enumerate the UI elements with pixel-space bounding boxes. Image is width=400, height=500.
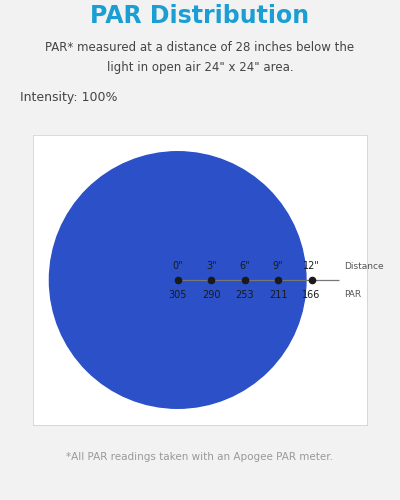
Circle shape (124, 226, 232, 334)
Text: 253: 253 (235, 290, 254, 300)
Text: 290: 290 (202, 290, 220, 300)
Text: 211: 211 (269, 290, 287, 300)
Circle shape (147, 249, 208, 311)
Text: 166: 166 (302, 290, 321, 300)
Text: Intensity: 100%: Intensity: 100% (20, 91, 118, 104)
Text: 12": 12" (303, 261, 320, 271)
Text: 305: 305 (168, 290, 187, 300)
Text: 0": 0" (172, 261, 183, 271)
Text: 9": 9" (273, 261, 283, 271)
Text: PAR Distribution: PAR Distribution (90, 4, 310, 28)
Text: 3": 3" (206, 261, 216, 271)
Text: PAR* measured at a distance of 28 inches below the
light in open air 24" x 24" a: PAR* measured at a distance of 28 inches… (46, 41, 354, 74)
Circle shape (50, 152, 306, 408)
Circle shape (101, 203, 255, 357)
Text: Distance: Distance (344, 262, 384, 271)
Text: *All PAR readings taken with an Apogee PAR meter.: *All PAR readings taken with an Apogee P… (66, 452, 334, 462)
Circle shape (75, 178, 280, 382)
Text: PAR: PAR (344, 290, 361, 299)
Text: 6": 6" (239, 261, 250, 271)
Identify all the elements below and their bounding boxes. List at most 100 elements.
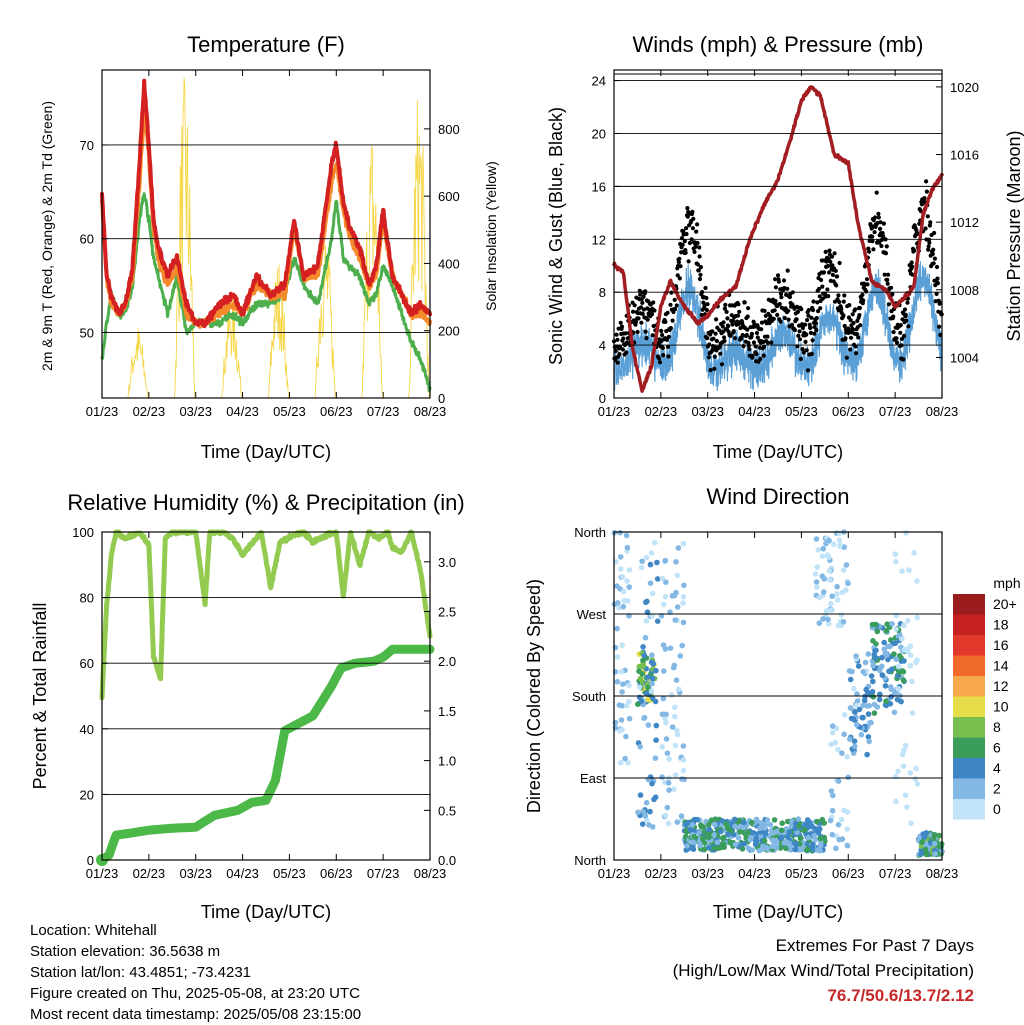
temp-xtick-label: 07/23 <box>367 404 400 419</box>
direction-point <box>654 576 661 582</box>
gust-point <box>902 307 908 312</box>
direction-point <box>816 826 823 832</box>
gust-point <box>776 279 782 284</box>
direction-point <box>671 713 678 720</box>
direction-point <box>836 537 843 544</box>
direction-point <box>706 826 713 833</box>
gust-point <box>904 318 909 323</box>
gust-point <box>864 289 869 294</box>
direction-point <box>624 578 630 584</box>
direction-point <box>864 703 871 709</box>
gust-point <box>614 332 619 337</box>
gust-point <box>816 309 821 314</box>
gust-point <box>728 333 733 338</box>
gust-point <box>675 273 680 278</box>
direction-point <box>721 834 727 841</box>
direction-point <box>624 702 630 709</box>
gust-point <box>830 263 835 268</box>
gust-point <box>905 300 910 305</box>
speed-legend-swatch <box>953 696 985 717</box>
direction-point <box>804 817 811 823</box>
precipitation-line <box>97 644 435 865</box>
direction-point <box>749 830 756 836</box>
direction-point <box>829 807 836 814</box>
temp-ytick-label: 70 <box>80 138 94 153</box>
direction-point <box>861 697 868 704</box>
wind-plot-area <box>611 70 944 398</box>
direction-point <box>919 839 925 845</box>
gust-point <box>657 360 663 365</box>
gust-point <box>871 247 876 252</box>
gust-point <box>878 220 883 225</box>
direction-point <box>659 774 665 780</box>
direction-point <box>828 788 835 794</box>
gust-point <box>830 272 836 277</box>
direction-point <box>690 839 697 846</box>
direction-point <box>895 686 902 692</box>
direction-point <box>663 736 670 742</box>
gust-point <box>902 333 907 339</box>
created-text: Figure created on Thu, 2025-05-08, at 23… <box>30 985 360 1002</box>
direction-point <box>876 696 883 703</box>
gust-point <box>666 354 671 359</box>
gust-point <box>649 312 655 317</box>
gust-point <box>861 298 866 303</box>
direction-point <box>914 614 920 621</box>
gust-point <box>710 329 715 334</box>
gust-point <box>837 260 842 266</box>
direction-point <box>814 564 820 570</box>
gust-point <box>935 276 940 281</box>
direction-point <box>725 831 731 838</box>
direction-point <box>863 686 869 693</box>
dir-ytick-label: North <box>574 525 606 540</box>
direction-point <box>752 841 759 848</box>
direction-point <box>902 742 909 749</box>
direction-point <box>914 781 921 787</box>
gust-point <box>812 331 817 336</box>
direction-point <box>870 678 876 685</box>
direction-point <box>828 607 834 613</box>
gust-point <box>885 281 890 286</box>
direction-point <box>931 840 938 847</box>
direction-point <box>731 816 738 823</box>
location-text: Location: Whitehall <box>30 922 157 939</box>
direction-point <box>819 573 826 579</box>
direction-point <box>616 605 622 611</box>
wind-y2tick-label: 1004 <box>950 350 979 365</box>
direction-point <box>895 768 901 775</box>
gust-point <box>641 294 646 299</box>
direction-point <box>898 698 904 705</box>
direction-point <box>829 831 836 838</box>
gust-point <box>810 308 816 313</box>
gust-point <box>891 330 896 335</box>
gust-point <box>834 283 839 288</box>
gust-point <box>730 318 736 323</box>
gust-point <box>714 317 719 322</box>
wind-xtick-label: 01/23 <box>598 404 631 419</box>
gust-point <box>676 260 682 265</box>
direction-point <box>653 722 660 729</box>
direction-point <box>881 646 888 652</box>
gust-point <box>719 362 725 367</box>
direction-point <box>803 821 809 827</box>
rh-y2tick-label: 2.5 <box>438 605 456 620</box>
gust-point <box>703 285 708 291</box>
gust-point <box>828 259 833 264</box>
gust-point <box>731 329 736 334</box>
direction-point <box>845 774 851 781</box>
gust-point <box>785 268 790 273</box>
direction-point <box>619 703 626 709</box>
gust-point <box>740 333 745 338</box>
gust-point <box>881 234 886 239</box>
gust-point <box>802 322 808 327</box>
direction-point <box>847 676 854 683</box>
gust-point <box>870 239 875 244</box>
gust-point <box>841 299 846 304</box>
direction-point <box>667 645 674 651</box>
direction-point <box>714 839 721 846</box>
direction-point <box>680 619 687 626</box>
gust-point <box>759 320 765 325</box>
direction-point <box>856 706 863 713</box>
gust-point <box>683 250 688 255</box>
gust-point <box>808 330 814 335</box>
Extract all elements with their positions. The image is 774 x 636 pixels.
○ ○ ○
THE REQUEST
Gather every row above that contains the string "bounding", matching case exactly.

RESPONSE
enumerate the UI elements with pixel-space bounding boxes. Image is width=400, height=500.
Identify all the elements below and their bounding boxes. List at most 100 elements.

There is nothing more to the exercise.